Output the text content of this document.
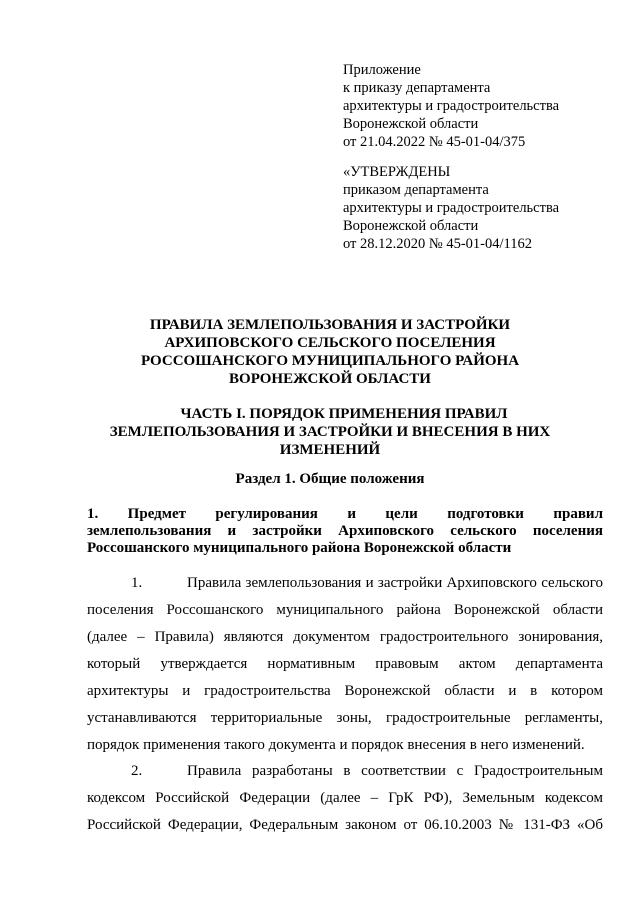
Приложение
к приказу департамента
архитектуры и градостроительства
Воронежской области
от 21.04.2022 № 45-01-04/375
«УТВЕРЖДЕНЫ
приказом департамента
архитектуры и градостроительства
Воронежской области
от 28.12.2020 № 45-01-04/1162
ПРАВИЛА ЗЕМЛЕПОЛЬЗОВАНИЯ И ЗАСТРОЙКИ
АРХИПОВСКОГО СЕЛЬСКОГО ПОСЕЛЕНИЯ
РОССОШАНСКОГО МУНИЦИПАЛЬНОГО РАЙОНА
ВОРОНЕЖСКОЙ ОБЛАСТИ
ЧАСТЬ I. ПОРЯДОК ПРИМЕНЕНИЯ ПРАВИЛ
ЗЕМЛЕПОЛЬЗОВАНИЯ И ЗАСТРОЙКИ И ВНЕСЕНИЯ В НИХ
ИЗМЕНЕНИЙ
Раздел 1. Общие положения
1. Предмет регулирования и цели подготовки правил
землепользования и застройки Архиповского сельского поселения
Россошанского муниципального района Воронежской области
1.	Правила землепользования и застройки Архиповского сельского
поселения Россошанского муниципального района Воронежской области
(далее – Правила) являются документом градостроительного зонирования,
который утверждается нормативным правовым актом департамента
архитектуры и градостроительства Воронежской области и в котором
устанавливаются территориальные зоны, градостроительные регламенты,
порядок применения такого документа и порядок внесения в него изменений.
2.	Правила разработаны в соответствии с Градостроительным
кодексом Российской Федерации (далее – ГрК РФ), Земельным кодексом
Российской Федерации, Федеральным законом от 06.10.2003 № 131-ФЗ «Об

[GOAL] Replicate the material above verbatim; images stay out of the copy.

[SOLUTION TO THIS EXERCISE]
Output the text content of this document.
Приложение
к приказу департамента
архитектуры и градостроительства
Воронежской области
от 21.04.2022 № 45-01-04/375
«УТВЕРЖДЕНЫ
приказом департамента
архитектуры и градостроительства
Воронежской области
от 28.12.2020 № 45-01-04/1162
ПРАВИЛА ЗЕМЛЕПОЛЬЗОВАНИЯ И ЗАСТРОЙКИ
АРХИПОВСКОГО СЕЛЬСКОГО ПОСЕЛЕНИЯ
РОССОШАНСКОГО МУНИЦИПАЛЬНОГО РАЙОНА
ВОРОНЕЖСКОЙ ОБЛАСТИ
ЧАСТЬ I. ПОРЯДОК ПРИМЕНЕНИЯ ПРАВИЛ
ЗЕМЛЕПОЛЬЗОВАНИЯ И ЗАСТРОЙКИ И ВНЕСЕНИЯ В НИХ
ИЗМЕНЕНИЙ
Раздел 1. Общие положения
1. Предмет регулирования и цели подготовки правил
землепользования и застройки Архиповского сельского поселения
Россошанского муниципального района Воронежской области
1.	Правила землепользования и застройки Архиповского сельского
поселения Россошанского муниципального района Воронежской области
(далее – Правила) являются документом градостроительного зонирования,
который утверждается нормативным правовым актом департамента
архитектуры и градостроительства Воронежской области и в котором
устанавливаются территориальные зоны, градостроительные регламенты,
порядок применения такого документа и порядок внесения в него изменений.
2.	Правила разработаны в соответствии с Градостроительным
кодексом Российской Федерации (далее – ГрК РФ), Земельным кодексом
Российской Федерации, Федеральным законом от 06.10.2003 № 131-ФЗ «Об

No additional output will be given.